-------- Material provided
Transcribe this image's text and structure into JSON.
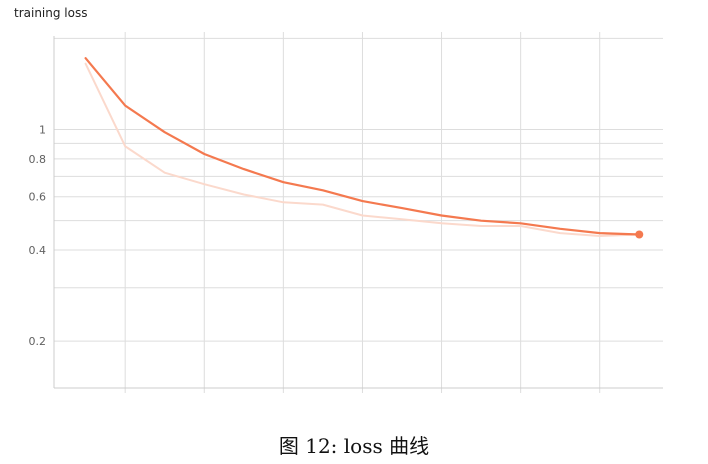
{
  "chart_data": {
    "type": "line",
    "title": "training loss",
    "xlabel": "",
    "ylabel": "",
    "yscale": "log",
    "ylim": [
      0.14,
      2.1
    ],
    "xlim": [
      -0.8,
      14.6
    ],
    "grid": true,
    "y_ticks": [
      0.2,
      0.4,
      0.6,
      0.8,
      1
    ],
    "y_tick_labels": [
      "0.2",
      "0.4",
      "0.6",
      "0.8",
      "1"
    ],
    "series": [
      {
        "style": "smoothed",
        "color": "#f4794f",
        "x": [
          0,
          1,
          2,
          3,
          4,
          5,
          6,
          7,
          8,
          9,
          10,
          11,
          12,
          13,
          14
        ],
        "values": [
          1.72,
          1.2,
          0.98,
          0.83,
          0.74,
          0.67,
          0.63,
          0.58,
          0.55,
          0.52,
          0.5,
          0.49,
          0.47,
          0.455,
          0.45
        ]
      },
      {
        "style": "raw",
        "color": "#fbd9cc",
        "x": [
          0,
          1,
          2,
          3,
          4,
          5,
          6,
          7,
          8,
          9,
          10,
          11,
          12,
          13,
          14
        ],
        "values": [
          1.65,
          0.88,
          0.72,
          0.66,
          0.61,
          0.575,
          0.565,
          0.52,
          0.505,
          0.49,
          0.48,
          0.48,
          0.455,
          0.445,
          0.45
        ]
      }
    ]
  },
  "figure": {
    "caption": "图 12: loss 曲线"
  }
}
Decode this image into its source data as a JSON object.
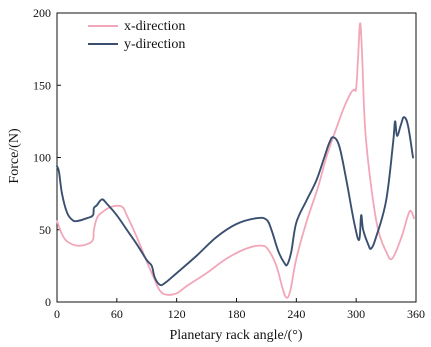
{
  "chart_data": {
    "type": "line",
    "title": "",
    "xlabel": "Planetary rack angle/(°)",
    "ylabel": "Force/(N)",
    "xlim": [
      0,
      360
    ],
    "ylim": [
      0,
      200
    ],
    "x_ticks": [
      0,
      60,
      120,
      180,
      240,
      300,
      360
    ],
    "y_ticks": [
      0,
      50,
      100,
      150,
      200
    ],
    "grid": false,
    "legend_position": "top-left",
    "series": [
      {
        "name": "x-direction",
        "color": "#f2a7b9",
        "points": [
          [
            0,
            56
          ],
          [
            5,
            47
          ],
          [
            10,
            42
          ],
          [
            20,
            39
          ],
          [
            30,
            40
          ],
          [
            36,
            43
          ],
          [
            37,
            50
          ],
          [
            40,
            58
          ],
          [
            45,
            62
          ],
          [
            55,
            66
          ],
          [
            65,
            66
          ],
          [
            70,
            60
          ],
          [
            80,
            45
          ],
          [
            90,
            28
          ],
          [
            97,
            17
          ],
          [
            103,
            8
          ],
          [
            110,
            5
          ],
          [
            120,
            6
          ],
          [
            130,
            11
          ],
          [
            150,
            20
          ],
          [
            170,
            30
          ],
          [
            190,
            37
          ],
          [
            205,
            39
          ],
          [
            212,
            36
          ],
          [
            220,
            25
          ],
          [
            226,
            10
          ],
          [
            230,
            3
          ],
          [
            234,
            8
          ],
          [
            240,
            30
          ],
          [
            250,
            55
          ],
          [
            262,
            80
          ],
          [
            270,
            100
          ],
          [
            280,
            120
          ],
          [
            288,
            135
          ],
          [
            295,
            145
          ],
          [
            298,
            147
          ],
          [
            300,
            148
          ],
          [
            302,
            170
          ],
          [
            304,
            193
          ],
          [
            306,
            170
          ],
          [
            309,
            120
          ],
          [
            315,
            80
          ],
          [
            322,
            50
          ],
          [
            330,
            35
          ],
          [
            336,
            30
          ],
          [
            345,
            44
          ],
          [
            352,
            60
          ],
          [
            355,
            63
          ],
          [
            358,
            58
          ]
        ]
      },
      {
        "name": "y-direction",
        "color": "#3b5070",
        "points": [
          [
            0,
            94
          ],
          [
            2,
            90
          ],
          [
            5,
            75
          ],
          [
            10,
            62
          ],
          [
            15,
            57
          ],
          [
            20,
            56
          ],
          [
            30,
            58
          ],
          [
            36,
            60
          ],
          [
            37,
            65
          ],
          [
            40,
            67
          ],
          [
            45,
            71
          ],
          [
            50,
            68
          ],
          [
            60,
            60
          ],
          [
            70,
            50
          ],
          [
            80,
            40
          ],
          [
            90,
            29
          ],
          [
            95,
            25
          ],
          [
            98,
            17
          ],
          [
            103,
            12
          ],
          [
            108,
            13
          ],
          [
            120,
            20
          ],
          [
            140,
            32
          ],
          [
            160,
            45
          ],
          [
            180,
            54
          ],
          [
            200,
            58
          ],
          [
            210,
            57
          ],
          [
            215,
            50
          ],
          [
            222,
            35
          ],
          [
            228,
            27
          ],
          [
            231,
            26
          ],
          [
            235,
            35
          ],
          [
            240,
            55
          ],
          [
            250,
            70
          ],
          [
            260,
            84
          ],
          [
            268,
            100
          ],
          [
            273,
            110
          ],
          [
            277,
            114
          ],
          [
            283,
            108
          ],
          [
            290,
            85
          ],
          [
            298,
            55
          ],
          [
            303,
            43
          ],
          [
            305,
            60
          ],
          [
            307,
            50
          ],
          [
            312,
            40
          ],
          [
            315,
            37
          ],
          [
            320,
            45
          ],
          [
            330,
            70
          ],
          [
            337,
            110
          ],
          [
            339,
            125
          ],
          [
            341,
            115
          ],
          [
            345,
            123
          ],
          [
            348,
            128
          ],
          [
            352,
            122
          ],
          [
            357,
            100
          ]
        ]
      }
    ]
  }
}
----------------
Transcribe the complete set of entries verbatim. No pictures belong in the copy.

Transcribe this image's text and structure into JSON.
{
  "chart_data": {
    "type": "line",
    "title": "training loss",
    "xlabel": "",
    "ylabel": "",
    "yscale": "log",
    "ylim": [
      0.14,
      2.1
    ],
    "xlim": [
      -0.8,
      14.6
    ],
    "grid": true,
    "y_ticks": [
      0.2,
      0.4,
      0.6,
      0.8,
      1
    ],
    "y_tick_labels": [
      "0.2",
      "0.4",
      "0.6",
      "0.8",
      "1"
    ],
    "series": [
      {
        "style": "smoothed",
        "color": "#f4794f",
        "x": [
          0,
          1,
          2,
          3,
          4,
          5,
          6,
          7,
          8,
          9,
          10,
          11,
          12,
          13,
          14
        ],
        "values": [
          1.72,
          1.2,
          0.98,
          0.83,
          0.74,
          0.67,
          0.63,
          0.58,
          0.55,
          0.52,
          0.5,
          0.49,
          0.47,
          0.455,
          0.45
        ]
      },
      {
        "style": "raw",
        "color": "#fbd9cc",
        "x": [
          0,
          1,
          2,
          3,
          4,
          5,
          6,
          7,
          8,
          9,
          10,
          11,
          12,
          13,
          14
        ],
        "values": [
          1.65,
          0.88,
          0.72,
          0.66,
          0.61,
          0.575,
          0.565,
          0.52,
          0.505,
          0.49,
          0.48,
          0.48,
          0.455,
          0.445,
          0.45
        ]
      }
    ]
  },
  "figure": {
    "caption": "图 12: loss 曲线"
  }
}
Decode this image into its source data as a JSON object.
{
  "chart_data": {
    "type": "line",
    "title": "",
    "xlabel": "Planetary rack angle/(°)",
    "ylabel": "Force/(N)",
    "xlim": [
      0,
      360
    ],
    "ylim": [
      0,
      200
    ],
    "x_ticks": [
      0,
      60,
      120,
      180,
      240,
      300,
      360
    ],
    "y_ticks": [
      0,
      50,
      100,
      150,
      200
    ],
    "grid": false,
    "legend_position": "top-left",
    "series": [
      {
        "name": "x-direction",
        "color": "#f2a7b9",
        "points": [
          [
            0,
            56
          ],
          [
            5,
            47
          ],
          [
            10,
            42
          ],
          [
            20,
            39
          ],
          [
            30,
            40
          ],
          [
            36,
            43
          ],
          [
            37,
            50
          ],
          [
            40,
            58
          ],
          [
            45,
            62
          ],
          [
            55,
            66
          ],
          [
            65,
            66
          ],
          [
            70,
            60
          ],
          [
            80,
            45
          ],
          [
            90,
            28
          ],
          [
            97,
            17
          ],
          [
            103,
            8
          ],
          [
            110,
            5
          ],
          [
            120,
            6
          ],
          [
            130,
            11
          ],
          [
            150,
            20
          ],
          [
            170,
            30
          ],
          [
            190,
            37
          ],
          [
            205,
            39
          ],
          [
            212,
            36
          ],
          [
            220,
            25
          ],
          [
            226,
            10
          ],
          [
            230,
            3
          ],
          [
            234,
            8
          ],
          [
            240,
            30
          ],
          [
            250,
            55
          ],
          [
            262,
            80
          ],
          [
            270,
            100
          ],
          [
            280,
            120
          ],
          [
            288,
            135
          ],
          [
            295,
            145
          ],
          [
            298,
            147
          ],
          [
            300,
            148
          ],
          [
            302,
            170
          ],
          [
            304,
            193
          ],
          [
            306,
            170
          ],
          [
            309,
            120
          ],
          [
            315,
            80
          ],
          [
            322,
            50
          ],
          [
            330,
            35
          ],
          [
            336,
            30
          ],
          [
            345,
            44
          ],
          [
            352,
            60
          ],
          [
            355,
            63
          ],
          [
            358,
            58
          ]
        ]
      },
      {
        "name": "y-direction",
        "color": "#3b5070",
        "points": [
          [
            0,
            94
          ],
          [
            2,
            90
          ],
          [
            5,
            75
          ],
          [
            10,
            62
          ],
          [
            15,
            57
          ],
          [
            20,
            56
          ],
          [
            30,
            58
          ],
          [
            36,
            60
          ],
          [
            37,
            65
          ],
          [
            40,
            67
          ],
          [
            45,
            71
          ],
          [
            50,
            68
          ],
          [
            60,
            60
          ],
          [
            70,
            50
          ],
          [
            80,
            40
          ],
          [
            90,
            29
          ],
          [
            95,
            25
          ],
          [
            98,
            17
          ],
          [
            103,
            12
          ],
          [
            108,
            13
          ],
          [
            120,
            20
          ],
          [
            140,
            32
          ],
          [
            160,
            45
          ],
          [
            180,
            54
          ],
          [
            200,
            58
          ],
          [
            210,
            57
          ],
          [
            215,
            50
          ],
          [
            222,
            35
          ],
          [
            228,
            27
          ],
          [
            231,
            26
          ],
          [
            235,
            35
          ],
          [
            240,
            55
          ],
          [
            250,
            70
          ],
          [
            260,
            84
          ],
          [
            268,
            100
          ],
          [
            273,
            110
          ],
          [
            277,
            114
          ],
          [
            283,
            108
          ],
          [
            290,
            85
          ],
          [
            298,
            55
          ],
          [
            303,
            43
          ],
          [
            305,
            60
          ],
          [
            307,
            50
          ],
          [
            312,
            40
          ],
          [
            315,
            37
          ],
          [
            320,
            45
          ],
          [
            330,
            70
          ],
          [
            337,
            110
          ],
          [
            339,
            125
          ],
          [
            341,
            115
          ],
          [
            345,
            123
          ],
          [
            348,
            128
          ],
          [
            352,
            122
          ],
          [
            357,
            100
          ]
        ]
      }
    ]
  }
}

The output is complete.